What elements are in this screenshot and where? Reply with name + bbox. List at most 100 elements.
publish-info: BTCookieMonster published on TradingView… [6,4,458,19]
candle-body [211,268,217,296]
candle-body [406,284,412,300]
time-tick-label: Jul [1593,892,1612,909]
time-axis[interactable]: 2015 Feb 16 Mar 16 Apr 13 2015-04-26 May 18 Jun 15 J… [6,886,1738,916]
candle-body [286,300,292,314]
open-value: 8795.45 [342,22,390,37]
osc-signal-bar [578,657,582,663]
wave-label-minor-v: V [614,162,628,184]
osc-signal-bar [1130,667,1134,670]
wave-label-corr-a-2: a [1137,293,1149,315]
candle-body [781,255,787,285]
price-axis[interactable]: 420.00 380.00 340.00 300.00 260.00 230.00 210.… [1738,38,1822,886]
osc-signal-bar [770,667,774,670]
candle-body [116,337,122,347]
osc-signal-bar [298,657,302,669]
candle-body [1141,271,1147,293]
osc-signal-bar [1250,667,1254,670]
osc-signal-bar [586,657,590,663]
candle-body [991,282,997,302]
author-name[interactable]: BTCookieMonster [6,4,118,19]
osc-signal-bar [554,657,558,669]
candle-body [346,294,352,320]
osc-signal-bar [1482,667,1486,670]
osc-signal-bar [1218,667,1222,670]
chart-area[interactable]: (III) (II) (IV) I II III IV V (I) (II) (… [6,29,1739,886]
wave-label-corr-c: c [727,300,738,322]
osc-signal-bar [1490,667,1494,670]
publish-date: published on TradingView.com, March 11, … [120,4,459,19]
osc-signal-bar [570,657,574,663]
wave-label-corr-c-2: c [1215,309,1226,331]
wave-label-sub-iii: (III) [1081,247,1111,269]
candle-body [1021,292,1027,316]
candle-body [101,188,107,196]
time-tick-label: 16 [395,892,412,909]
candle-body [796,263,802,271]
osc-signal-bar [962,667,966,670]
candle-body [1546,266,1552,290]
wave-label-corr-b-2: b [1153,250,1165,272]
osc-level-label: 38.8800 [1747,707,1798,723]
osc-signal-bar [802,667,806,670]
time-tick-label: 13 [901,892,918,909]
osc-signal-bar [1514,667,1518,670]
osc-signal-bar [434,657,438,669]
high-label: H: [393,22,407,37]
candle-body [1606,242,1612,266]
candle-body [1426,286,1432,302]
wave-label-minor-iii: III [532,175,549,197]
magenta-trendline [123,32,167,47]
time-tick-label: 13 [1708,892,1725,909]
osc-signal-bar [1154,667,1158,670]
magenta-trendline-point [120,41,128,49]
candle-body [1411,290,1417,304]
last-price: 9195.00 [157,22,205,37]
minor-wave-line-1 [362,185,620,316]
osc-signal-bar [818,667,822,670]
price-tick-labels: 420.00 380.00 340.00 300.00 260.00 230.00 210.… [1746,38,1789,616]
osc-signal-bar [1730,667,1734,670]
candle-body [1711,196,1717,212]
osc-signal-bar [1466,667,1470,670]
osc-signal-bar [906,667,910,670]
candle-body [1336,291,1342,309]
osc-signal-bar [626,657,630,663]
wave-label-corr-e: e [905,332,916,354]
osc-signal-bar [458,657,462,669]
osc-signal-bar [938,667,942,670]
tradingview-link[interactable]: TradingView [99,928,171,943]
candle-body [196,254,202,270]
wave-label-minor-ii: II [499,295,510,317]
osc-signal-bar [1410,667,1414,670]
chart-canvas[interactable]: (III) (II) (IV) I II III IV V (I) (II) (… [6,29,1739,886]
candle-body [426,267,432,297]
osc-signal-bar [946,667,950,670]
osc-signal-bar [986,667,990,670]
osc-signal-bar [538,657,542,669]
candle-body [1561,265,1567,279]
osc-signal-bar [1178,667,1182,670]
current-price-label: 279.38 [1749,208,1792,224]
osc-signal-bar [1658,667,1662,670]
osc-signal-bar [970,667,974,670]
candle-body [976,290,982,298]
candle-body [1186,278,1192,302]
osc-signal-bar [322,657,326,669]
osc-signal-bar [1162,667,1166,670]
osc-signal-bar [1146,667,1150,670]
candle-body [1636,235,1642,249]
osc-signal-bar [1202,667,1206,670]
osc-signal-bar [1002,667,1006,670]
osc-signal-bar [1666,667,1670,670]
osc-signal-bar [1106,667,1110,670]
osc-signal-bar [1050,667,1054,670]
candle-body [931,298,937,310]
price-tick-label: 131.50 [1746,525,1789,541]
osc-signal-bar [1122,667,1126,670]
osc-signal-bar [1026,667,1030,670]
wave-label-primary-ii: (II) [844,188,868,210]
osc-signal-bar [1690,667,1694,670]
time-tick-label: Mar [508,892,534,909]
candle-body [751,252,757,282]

- [DESCRIPTION OF THE TASK]:
Write out the items word for word, starting with the first line above and stopping after the line that contains "osc-signal-bar [298,657,302,669]", both of those lines included.

- [WRITTEN SOLUTION]:
What elements are in this screenshot and where? Reply with name + bbox. List at most 100 elements.
publish-info: BTCookieMonster published on TradingView… [6,4,458,19]
candle-body [211,268,217,296]
candle-body [406,284,412,300]
time-tick-label: Jul [1593,892,1612,909]
time-axis[interactable]: 2015 Feb 16 Mar 16 Apr 13 2015-04-26 May 18 Jun 15 J… [6,886,1738,916]
candle-body [286,300,292,314]
open-value: 8795.45 [342,22,390,37]
osc-signal-bar [578,657,582,663]
wave-label-minor-v: V [614,162,628,184]
osc-signal-bar [1130,667,1134,670]
wave-label-corr-a-2: a [1137,293,1149,315]
candle-body [781,255,787,285]
price-axis[interactable]: 420.00 380.00 340.00 300.00 260.00 230.00 210.… [1738,38,1822,886]
osc-signal-bar [770,667,774,670]
candle-body [116,337,122,347]
osc-signal-bar [298,657,302,669]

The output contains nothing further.